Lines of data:
● ● ● ● ● ● ●

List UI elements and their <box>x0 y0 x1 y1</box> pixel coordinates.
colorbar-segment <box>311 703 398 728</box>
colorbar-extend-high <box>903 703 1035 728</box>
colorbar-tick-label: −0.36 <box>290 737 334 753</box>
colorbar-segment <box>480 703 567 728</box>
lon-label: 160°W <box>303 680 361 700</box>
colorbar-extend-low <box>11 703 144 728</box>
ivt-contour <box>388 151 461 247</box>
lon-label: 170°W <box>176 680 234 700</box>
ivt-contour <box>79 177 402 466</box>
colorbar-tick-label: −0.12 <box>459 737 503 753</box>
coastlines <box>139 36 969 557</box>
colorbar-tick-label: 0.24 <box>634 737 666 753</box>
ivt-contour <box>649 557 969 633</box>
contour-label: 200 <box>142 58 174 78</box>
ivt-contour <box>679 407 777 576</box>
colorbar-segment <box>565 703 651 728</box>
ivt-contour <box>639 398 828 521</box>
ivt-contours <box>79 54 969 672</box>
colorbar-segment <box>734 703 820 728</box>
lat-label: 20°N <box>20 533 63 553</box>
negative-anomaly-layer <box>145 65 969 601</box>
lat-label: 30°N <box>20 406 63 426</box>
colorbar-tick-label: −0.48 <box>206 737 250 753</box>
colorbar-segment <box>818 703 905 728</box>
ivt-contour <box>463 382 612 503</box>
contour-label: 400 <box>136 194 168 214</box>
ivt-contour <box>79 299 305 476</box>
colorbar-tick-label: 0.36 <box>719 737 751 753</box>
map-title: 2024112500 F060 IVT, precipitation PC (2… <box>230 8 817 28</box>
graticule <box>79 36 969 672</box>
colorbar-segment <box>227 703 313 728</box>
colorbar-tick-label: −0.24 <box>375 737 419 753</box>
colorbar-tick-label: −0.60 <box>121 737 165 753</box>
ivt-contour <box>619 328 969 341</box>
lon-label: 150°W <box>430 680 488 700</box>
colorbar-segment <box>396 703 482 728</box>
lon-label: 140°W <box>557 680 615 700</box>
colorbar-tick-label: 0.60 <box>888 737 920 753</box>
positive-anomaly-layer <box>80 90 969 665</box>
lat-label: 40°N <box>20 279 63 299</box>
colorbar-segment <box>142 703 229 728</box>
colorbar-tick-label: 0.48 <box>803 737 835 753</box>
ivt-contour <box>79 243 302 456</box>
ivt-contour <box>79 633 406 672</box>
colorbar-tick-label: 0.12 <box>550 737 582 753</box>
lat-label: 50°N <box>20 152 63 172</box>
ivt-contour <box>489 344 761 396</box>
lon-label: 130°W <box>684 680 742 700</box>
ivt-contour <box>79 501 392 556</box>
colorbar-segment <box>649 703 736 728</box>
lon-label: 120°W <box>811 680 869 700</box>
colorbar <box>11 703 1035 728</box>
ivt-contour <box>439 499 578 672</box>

● ● ● ● ● ● ●

### GOAL:
Copy every line of the data above, character for character, without changing anything.

### RESPONSE:
List UI elements and their <box>x0 y0 x1 y1</box> pixel coordinates.
colorbar-segment <box>311 703 398 728</box>
colorbar-extend-high <box>903 703 1035 728</box>
colorbar-tick-label: −0.36 <box>290 737 334 753</box>
colorbar-segment <box>480 703 567 728</box>
lon-label: 160°W <box>303 680 361 700</box>
colorbar-extend-low <box>11 703 144 728</box>
ivt-contour <box>388 151 461 247</box>
lon-label: 170°W <box>176 680 234 700</box>
ivt-contour <box>79 177 402 466</box>
colorbar-tick-label: −0.12 <box>459 737 503 753</box>
coastlines <box>139 36 969 557</box>
colorbar-tick-label: 0.24 <box>634 737 666 753</box>
ivt-contour <box>649 557 969 633</box>
contour-label: 200 <box>142 58 174 78</box>
ivt-contour <box>679 407 777 576</box>
colorbar-segment <box>565 703 651 728</box>
ivt-contour <box>639 398 828 521</box>
ivt-contours <box>79 54 969 672</box>
colorbar-segment <box>734 703 820 728</box>
lat-label: 20°N <box>20 533 63 553</box>
negative-anomaly-layer <box>145 65 969 601</box>
lat-label: 30°N <box>20 406 63 426</box>
colorbar-tick-label: −0.48 <box>206 737 250 753</box>
colorbar-segment <box>818 703 905 728</box>
ivt-contour <box>463 382 612 503</box>
contour-label: 400 <box>136 194 168 214</box>
ivt-contour <box>79 299 305 476</box>
colorbar-tick-label: 0.36 <box>719 737 751 753</box>
map-title: 2024112500 F060 IVT, precipitation PC (2… <box>230 8 817 28</box>
graticule <box>79 36 969 672</box>
colorbar-segment <box>227 703 313 728</box>
colorbar-tick-label: −0.24 <box>375 737 419 753</box>
colorbar-tick-label: −0.60 <box>121 737 165 753</box>
ivt-contour <box>619 328 969 341</box>
lon-label: 150°W <box>430 680 488 700</box>
colorbar-segment <box>396 703 482 728</box>
lon-label: 140°W <box>557 680 615 700</box>
colorbar-tick-label: 0.60 <box>888 737 920 753</box>
positive-anomaly-layer <box>80 90 969 665</box>
lat-label: 40°N <box>20 279 63 299</box>
colorbar-segment <box>142 703 229 728</box>
colorbar-tick-label: 0.48 <box>803 737 835 753</box>
ivt-contour <box>79 243 302 456</box>
ivt-contour <box>79 633 406 672</box>
colorbar-tick-label: 0.12 <box>550 737 582 753</box>
lat-label: 50°N <box>20 152 63 172</box>
ivt-contour <box>489 344 761 396</box>
lon-label: 130°W <box>684 680 742 700</box>
ivt-contour <box>79 501 392 556</box>
colorbar-segment <box>649 703 736 728</box>
lon-label: 120°W <box>811 680 869 700</box>
colorbar <box>11 703 1035 728</box>
ivt-contour <box>439 499 578 672</box>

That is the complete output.